WORK TO DO: You are to retype all of the data exactly as it appears.

Lines of data:
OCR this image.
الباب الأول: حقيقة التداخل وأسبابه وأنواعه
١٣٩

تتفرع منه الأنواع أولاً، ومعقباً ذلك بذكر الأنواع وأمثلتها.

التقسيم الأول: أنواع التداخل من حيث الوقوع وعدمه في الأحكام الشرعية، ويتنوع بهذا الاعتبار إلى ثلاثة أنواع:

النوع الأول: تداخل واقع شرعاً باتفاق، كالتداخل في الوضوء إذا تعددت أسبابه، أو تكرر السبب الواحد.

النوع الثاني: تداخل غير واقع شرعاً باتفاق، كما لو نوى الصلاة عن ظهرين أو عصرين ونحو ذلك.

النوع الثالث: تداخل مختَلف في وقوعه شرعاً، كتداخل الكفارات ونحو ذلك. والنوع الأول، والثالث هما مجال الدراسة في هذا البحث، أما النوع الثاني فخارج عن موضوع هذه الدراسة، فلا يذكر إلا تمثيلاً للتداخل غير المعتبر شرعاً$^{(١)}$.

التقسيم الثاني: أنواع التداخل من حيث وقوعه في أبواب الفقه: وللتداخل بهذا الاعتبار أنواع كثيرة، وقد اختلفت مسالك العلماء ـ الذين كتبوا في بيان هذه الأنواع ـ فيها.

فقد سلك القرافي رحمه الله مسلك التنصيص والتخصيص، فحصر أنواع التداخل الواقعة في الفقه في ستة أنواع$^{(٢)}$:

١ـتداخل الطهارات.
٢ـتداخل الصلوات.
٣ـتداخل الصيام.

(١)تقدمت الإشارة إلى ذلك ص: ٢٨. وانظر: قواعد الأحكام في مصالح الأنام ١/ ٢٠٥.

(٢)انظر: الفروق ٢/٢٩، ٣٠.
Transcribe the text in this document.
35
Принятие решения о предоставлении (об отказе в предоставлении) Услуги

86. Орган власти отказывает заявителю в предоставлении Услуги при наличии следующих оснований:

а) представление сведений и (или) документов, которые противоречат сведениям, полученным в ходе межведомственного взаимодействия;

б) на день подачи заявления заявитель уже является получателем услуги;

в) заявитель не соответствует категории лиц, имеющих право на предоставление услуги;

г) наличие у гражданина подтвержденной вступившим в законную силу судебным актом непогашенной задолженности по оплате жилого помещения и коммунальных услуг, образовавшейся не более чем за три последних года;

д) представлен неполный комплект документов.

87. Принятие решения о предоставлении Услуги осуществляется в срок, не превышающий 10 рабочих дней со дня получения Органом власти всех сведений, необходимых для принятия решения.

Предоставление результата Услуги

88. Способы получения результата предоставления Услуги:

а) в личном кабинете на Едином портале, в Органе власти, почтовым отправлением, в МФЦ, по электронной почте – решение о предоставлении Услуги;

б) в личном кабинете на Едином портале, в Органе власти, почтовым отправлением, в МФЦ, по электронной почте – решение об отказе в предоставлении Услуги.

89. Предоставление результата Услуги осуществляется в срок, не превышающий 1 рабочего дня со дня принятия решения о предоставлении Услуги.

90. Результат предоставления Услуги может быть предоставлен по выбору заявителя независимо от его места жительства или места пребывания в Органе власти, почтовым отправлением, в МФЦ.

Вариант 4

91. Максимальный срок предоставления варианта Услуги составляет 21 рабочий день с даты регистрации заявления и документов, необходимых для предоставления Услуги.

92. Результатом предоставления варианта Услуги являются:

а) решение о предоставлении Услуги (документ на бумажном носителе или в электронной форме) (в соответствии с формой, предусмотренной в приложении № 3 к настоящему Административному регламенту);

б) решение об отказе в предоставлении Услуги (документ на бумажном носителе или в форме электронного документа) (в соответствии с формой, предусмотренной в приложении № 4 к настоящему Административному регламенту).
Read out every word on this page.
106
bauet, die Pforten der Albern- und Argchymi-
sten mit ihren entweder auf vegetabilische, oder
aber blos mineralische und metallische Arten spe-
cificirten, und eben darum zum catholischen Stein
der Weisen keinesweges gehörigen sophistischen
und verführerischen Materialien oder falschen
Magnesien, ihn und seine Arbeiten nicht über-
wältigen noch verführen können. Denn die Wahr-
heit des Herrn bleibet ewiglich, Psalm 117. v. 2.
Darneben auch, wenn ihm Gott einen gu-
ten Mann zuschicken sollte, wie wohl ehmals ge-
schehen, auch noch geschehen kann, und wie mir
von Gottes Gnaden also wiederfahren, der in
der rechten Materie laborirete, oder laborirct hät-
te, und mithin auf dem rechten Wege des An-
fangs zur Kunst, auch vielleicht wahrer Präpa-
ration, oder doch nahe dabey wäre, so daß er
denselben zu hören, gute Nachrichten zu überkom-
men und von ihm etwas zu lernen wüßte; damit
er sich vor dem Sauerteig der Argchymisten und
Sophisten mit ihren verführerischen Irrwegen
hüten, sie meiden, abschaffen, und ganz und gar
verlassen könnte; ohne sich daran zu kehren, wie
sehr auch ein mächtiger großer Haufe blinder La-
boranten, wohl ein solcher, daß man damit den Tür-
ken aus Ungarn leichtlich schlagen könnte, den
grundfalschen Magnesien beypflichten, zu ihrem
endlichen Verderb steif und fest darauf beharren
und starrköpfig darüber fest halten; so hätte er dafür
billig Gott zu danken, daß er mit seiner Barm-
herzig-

RESULT BELOW:
OCR this image.
الباب الأول: حقيقة التداخل وأسبابه وأنواعه
١٣٩

تتفرع منه الأنواع أولاً، ومعقباً ذلك بذكر الأنواع وأمثلتها.

التقسيم الأول: أنواع التداخل من حيث الوقوع وعدمه في الأحكام الشرعية، ويتنوع بهذا الاعتبار إلى ثلاثة أنواع:

النوع الأول: تداخل واقع شرعاً باتفاق، كالتداخل في الوضوء إذا تعددت أسبابه، أو تكرر السبب الواحد.

النوع الثاني: تداخل غير واقع شرعاً باتفاق، كما لو نوى الصلاة عن ظهرين أو عصرين ونحو ذلك.

النوع الثالث: تداخل مختَلف في وقوعه شرعاً، كتداخل الكفارات ونحو ذلك. والنوع الأول، والثالث هما مجال الدراسة في هذا البحث، أما النوع الثاني فخارج عن موضوع هذه الدراسة، فلا يذكر إلا تمثيلاً للتداخل غير المعتبر شرعاً$^{(١)}$.

التقسيم الثاني: أنواع التداخل من حيث وقوعه في أبواب الفقه: وللتداخل بهذا الاعتبار أنواع كثيرة، وقد اختلفت مسالك العلماء ـ الذين كتبوا في بيان هذه الأنواع ـ فيها.

فقد سلك القرافي رحمه الله مسلك التنصيص والتخصيص، فحصر أنواع التداخل الواقعة في الفقه في ستة أنواع$^{(٢)}$:

١ـتداخل الطهارات.
٢ـتداخل الصلوات.
٣ـتداخل الصيام.

(١)تقدمت الإشارة إلى ذلك ص: ٢٨. وانظر: قواعد الأحكام في مصالح الأنام ١/ ٢٠٥.

(٢)انظر: الفروق ٢/٢٩، ٣٠.
Transcribe the text in this document.
35
Принятие решения о предоставлении (об отказе в предоставлении) Услуги

86. Орган власти отказывает заявителю в предоставлении Услуги при наличии следующих оснований:

а) представление сведений и (или) документов, которые противоречат сведениям, полученным в ходе межведомственного взаимодействия;

б) на день подачи заявления заявитель уже является получателем услуги;

в) заявитель не соответствует категории лиц, имеющих право на предоставление услуги;

г) наличие у гражданина подтвержденной вступившим в законную силу судебным актом непогашенной задолженности по оплате жилого помещения и коммунальных услуг, образовавшейся не более чем за три последних года;

д) представлен неполный комплект документов.

87. Принятие решения о предоставлении Услуги осуществляется в срок, не превышающий 10 рабочих дней со дня получения Органом власти всех сведений, необходимых для принятия решения.

Предоставление результата Услуги

88. Способы получения результата предоставления Услуги:

а) в личном кабинете на Едином портале, в Органе власти, почтовым отправлением, в МФЦ, по электронной почте – решение о предоставлении Услуги;

б) в личном кабинете на Едином портале, в Органе власти, почтовым отправлением, в МФЦ, по электронной почте – решение об отказе в предоставлении Услуги.

89. Предоставление результата Услуги осуществляется в срок, не превышающий 1 рабочего дня со дня принятия решения о предоставлении Услуги.

90. Результат предоставления Услуги может быть предоставлен по выбору заявителя независимо от его места жительства или места пребывания в Органе власти, почтовым отправлением, в МФЦ.

Вариант 4

91. Максимальный срок предоставления варианта Услуги составляет 21 рабочий день с даты регистрации заявления и документов, необходимых для предоставления Услуги.

92. Результатом предоставления варианта Услуги являются:

а) решение о предоставлении Услуги (документ на бумажном носителе или в электронной форме) (в соответствии с формой, предусмотренной в приложении № 3 к настоящему Административному регламенту);

б) решение об отказе в предоставлении Услуги (документ на бумажном носителе или в форме электронного документа) (в соответствии с формой, предусмотренной в приложении № 4 к настоящему Административному регламенту).
Read out every word on this page.
106
bauet, die Pforten der Albern- und Argchymi-
sten mit ihren entweder auf vegetabilische, oder
aber blos mineralische und metallische Arten spe-
cificirten, und eben darum zum catholischen Stein
der Weisen keinesweges gehörigen sophistischen
und verführerischen Materialien oder falschen
Magnesien, ihn und seine Arbeiten nicht über-
wältigen noch verführen können. Denn die Wahr-
heit des Herrn bleibet ewiglich, Psalm 117. v. 2.
Darneben auch, wenn ihm Gott einen gu-
ten Mann zuschicken sollte, wie wohl ehmals ge-
schehen, auch noch geschehen kann, und wie mir
von Gottes Gnaden also wiederfahren, der in
der rechten Materie laborirete, oder laborirct hät-
te, und mithin auf dem rechten Wege des An-
fangs zur Kunst, auch vielleicht wahrer Präpa-
ration, oder doch nahe dabey wäre, so daß er
denselben zu hören, gute Nachrichten zu überkom-
men und von ihm etwas zu lernen wüßte; damit
er sich vor dem Sauerteig der Argchymisten und
Sophisten mit ihren verführerischen Irrwegen
hüten, sie meiden, abschaffen, und ganz und gar
verlassen könnte; ohne sich daran zu kehren, wie
sehr auch ein mächtiger großer Haufe blinder La-
boranten, wohl ein solcher, daß man damit den Tür-
ken aus Ungarn leichtlich schlagen könnte, den
grundfalschen Magnesien beypflichten, zu ihrem
endlichen Verderb steif und fest darauf beharren
und starrköpfig darüber fest halten; so hätte er dafür
billig Gott zu danken, daß er mit seiner Barm-
herzig-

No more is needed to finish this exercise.